**TEXTO FORNECIDO**.
- - - - -

Esta segunda-feira vamos na terceira semana de "F1 - O Filme", e as receitas do filme realizado por Jason Kosinski estão perto dos 400 milhões de dólares. Ainda não dá lucro - fala-se de 600 a 700 milhões para lá chegar - mas está no bom caminho, sendo agora o nono filme mais lucrativo de 2025. Aliás, o "buzz" na imprensa não está a diminuir, pelo contrário: as boas impressões que se ouve e lê nas redes sociais, a quantidade de impressões positivas que colocam nas criticas ao filme, levou a que os produtores se falem de duas coisas: uma sequela ou algo parecido com um "franchise", semelhante ao "Star Wars" ou os filmes da Marvel e da DC, para encher as salas de cinema no verão ou ter mais conteúdo nos "streamings" existentes.
E para a Apple Studios, é uma maravilha: tornou-se no filme de maior sucesso da história até agora.
Uma coisa que não era muito conhecida até hoje: os patrocinadores da ficcional Apex GP. Eles são reais, e trouxeram ao filme o equivalente a 40 milhões de dólares. É impressionante, e claro, não existe. Agora imaginem se fosse real. Contudo, deu para ajudar nas despesas, e desses 200 ou 300 milhões, tem de fazer esse desconto, e poderemos afirmar que tem mais 40 milhões de dólares de lucro, o que significa que isto não fica por aqui. Aliás, o "hype" não diminui.

- - - - -

No texto sobre "F1 - O Filme", reescreva em forma de lista o parágrafo que começa por "Esta segunda-feira vamos na terceira semana", conservando os factos principais. Os registos não têm qualquer papel aqui.

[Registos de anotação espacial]
- - - - -

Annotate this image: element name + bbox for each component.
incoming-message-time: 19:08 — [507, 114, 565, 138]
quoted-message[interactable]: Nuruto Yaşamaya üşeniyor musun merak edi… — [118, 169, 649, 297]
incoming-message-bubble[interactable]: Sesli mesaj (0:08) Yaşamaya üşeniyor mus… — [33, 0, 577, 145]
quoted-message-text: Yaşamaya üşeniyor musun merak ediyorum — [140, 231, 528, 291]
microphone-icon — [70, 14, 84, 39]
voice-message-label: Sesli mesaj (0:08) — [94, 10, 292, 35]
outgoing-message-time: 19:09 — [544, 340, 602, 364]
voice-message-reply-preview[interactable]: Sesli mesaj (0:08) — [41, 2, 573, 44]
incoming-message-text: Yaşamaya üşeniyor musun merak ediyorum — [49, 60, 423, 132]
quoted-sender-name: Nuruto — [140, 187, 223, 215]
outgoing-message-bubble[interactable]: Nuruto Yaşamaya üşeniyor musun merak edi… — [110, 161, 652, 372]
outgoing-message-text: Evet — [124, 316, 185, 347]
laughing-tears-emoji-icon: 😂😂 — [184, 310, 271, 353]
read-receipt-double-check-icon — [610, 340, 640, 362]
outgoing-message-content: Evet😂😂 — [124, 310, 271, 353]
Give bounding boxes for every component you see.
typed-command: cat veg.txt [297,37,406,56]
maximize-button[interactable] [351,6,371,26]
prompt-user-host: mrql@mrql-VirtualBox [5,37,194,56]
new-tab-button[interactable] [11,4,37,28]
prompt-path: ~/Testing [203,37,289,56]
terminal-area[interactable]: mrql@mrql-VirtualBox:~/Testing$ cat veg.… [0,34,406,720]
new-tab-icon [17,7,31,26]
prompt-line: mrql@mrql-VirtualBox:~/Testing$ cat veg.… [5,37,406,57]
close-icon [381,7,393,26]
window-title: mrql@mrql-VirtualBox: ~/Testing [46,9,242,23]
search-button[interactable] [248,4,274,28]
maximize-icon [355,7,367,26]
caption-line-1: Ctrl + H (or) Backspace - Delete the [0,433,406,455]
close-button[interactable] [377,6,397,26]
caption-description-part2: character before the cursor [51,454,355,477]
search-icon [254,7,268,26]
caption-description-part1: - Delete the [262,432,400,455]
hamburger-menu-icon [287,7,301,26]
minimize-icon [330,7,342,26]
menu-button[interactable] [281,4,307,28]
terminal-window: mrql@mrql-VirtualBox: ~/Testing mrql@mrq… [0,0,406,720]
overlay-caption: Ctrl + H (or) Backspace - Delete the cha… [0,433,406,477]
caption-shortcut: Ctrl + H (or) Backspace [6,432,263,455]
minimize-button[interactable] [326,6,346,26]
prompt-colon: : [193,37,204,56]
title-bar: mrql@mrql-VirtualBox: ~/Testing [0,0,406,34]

- - - - -

**RESOLUÇÃO**.
- "F1 - O Filme", realizado por Jason Kosinski, está na terceira semana e tem receitas perto dos 400 milhões de dólares.
- Ainda não dá lucro; fala-se de 600 a 700 milhões para lá chegar.
- É agora o nono filme mais lucrativo de 2025.
- O "buzz" na imprensa não está a diminuir, e há muitas impressões positivas nas redes sociais e nas críticas.
- Isso levou os produtores a falar de uma sequela ou de algo parecido com um "franchise", semelhante ao "Star Wars" ou aos filmes da Marvel e da DC.
- O objetivo seria encher as salas de cinema no verão ou ter mais conteúdo nos "streamings" existentes.